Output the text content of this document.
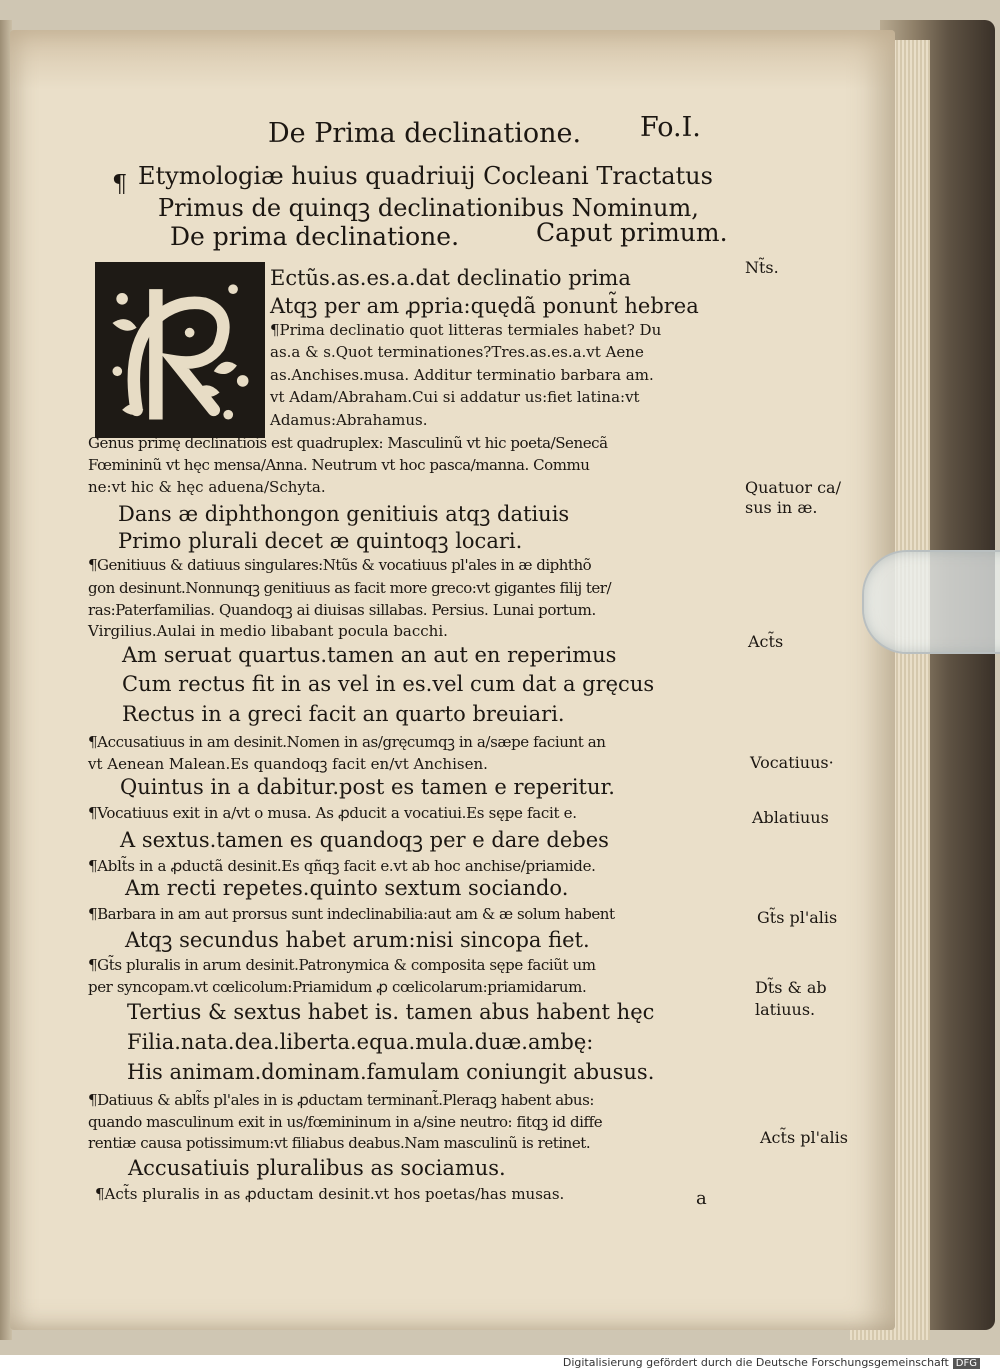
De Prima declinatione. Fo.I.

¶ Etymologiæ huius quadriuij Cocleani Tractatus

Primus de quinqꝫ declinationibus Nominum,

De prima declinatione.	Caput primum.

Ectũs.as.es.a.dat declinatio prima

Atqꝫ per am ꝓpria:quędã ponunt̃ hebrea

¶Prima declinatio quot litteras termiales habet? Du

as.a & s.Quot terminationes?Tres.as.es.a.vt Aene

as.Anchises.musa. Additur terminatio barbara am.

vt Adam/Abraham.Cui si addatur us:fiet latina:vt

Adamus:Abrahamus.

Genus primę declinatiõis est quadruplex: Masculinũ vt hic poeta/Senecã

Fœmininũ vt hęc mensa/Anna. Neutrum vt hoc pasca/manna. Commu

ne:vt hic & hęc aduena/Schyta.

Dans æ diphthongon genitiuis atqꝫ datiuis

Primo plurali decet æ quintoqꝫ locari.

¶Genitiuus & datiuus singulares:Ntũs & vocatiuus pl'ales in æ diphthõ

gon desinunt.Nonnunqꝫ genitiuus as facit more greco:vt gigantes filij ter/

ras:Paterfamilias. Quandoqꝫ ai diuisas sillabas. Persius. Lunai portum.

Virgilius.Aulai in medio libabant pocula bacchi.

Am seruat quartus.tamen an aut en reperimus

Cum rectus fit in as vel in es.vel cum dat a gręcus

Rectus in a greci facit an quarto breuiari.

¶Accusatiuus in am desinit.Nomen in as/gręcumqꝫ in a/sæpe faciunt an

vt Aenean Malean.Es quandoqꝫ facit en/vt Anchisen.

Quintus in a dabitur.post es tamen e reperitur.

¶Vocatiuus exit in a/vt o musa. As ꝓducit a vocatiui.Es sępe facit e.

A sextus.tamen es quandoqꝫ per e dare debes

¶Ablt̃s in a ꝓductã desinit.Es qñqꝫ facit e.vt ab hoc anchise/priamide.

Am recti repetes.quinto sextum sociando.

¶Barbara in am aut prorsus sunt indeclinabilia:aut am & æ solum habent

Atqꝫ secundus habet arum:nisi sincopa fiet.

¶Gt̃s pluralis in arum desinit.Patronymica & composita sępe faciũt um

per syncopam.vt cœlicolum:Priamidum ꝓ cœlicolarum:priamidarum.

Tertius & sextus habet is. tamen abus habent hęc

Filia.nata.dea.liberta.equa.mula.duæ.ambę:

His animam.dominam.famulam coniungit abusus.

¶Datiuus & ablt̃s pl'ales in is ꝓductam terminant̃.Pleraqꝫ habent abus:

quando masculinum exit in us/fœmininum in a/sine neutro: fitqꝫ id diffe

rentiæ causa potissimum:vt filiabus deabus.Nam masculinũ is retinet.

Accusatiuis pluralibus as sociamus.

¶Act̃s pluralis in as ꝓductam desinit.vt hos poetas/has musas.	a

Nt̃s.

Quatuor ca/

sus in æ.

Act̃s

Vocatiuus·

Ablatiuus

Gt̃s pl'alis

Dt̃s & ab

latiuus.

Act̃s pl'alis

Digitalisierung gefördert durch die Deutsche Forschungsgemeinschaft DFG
┄┄┄┄┄┄┄┄┄┄┄┄┄┄┄┄┄┄┄┄
TASK INSTRUCTIONS =>
Locate the word "habet" in the records above, and return each line that has it.

WRITTEN ANSWER =>
¶Prima declinatio quot litteras termiales habet? Du
Atqꝫ secundus habet arum:nisi sincopa fiet.
Tertius & sextus habet is. tamen abus habent hęc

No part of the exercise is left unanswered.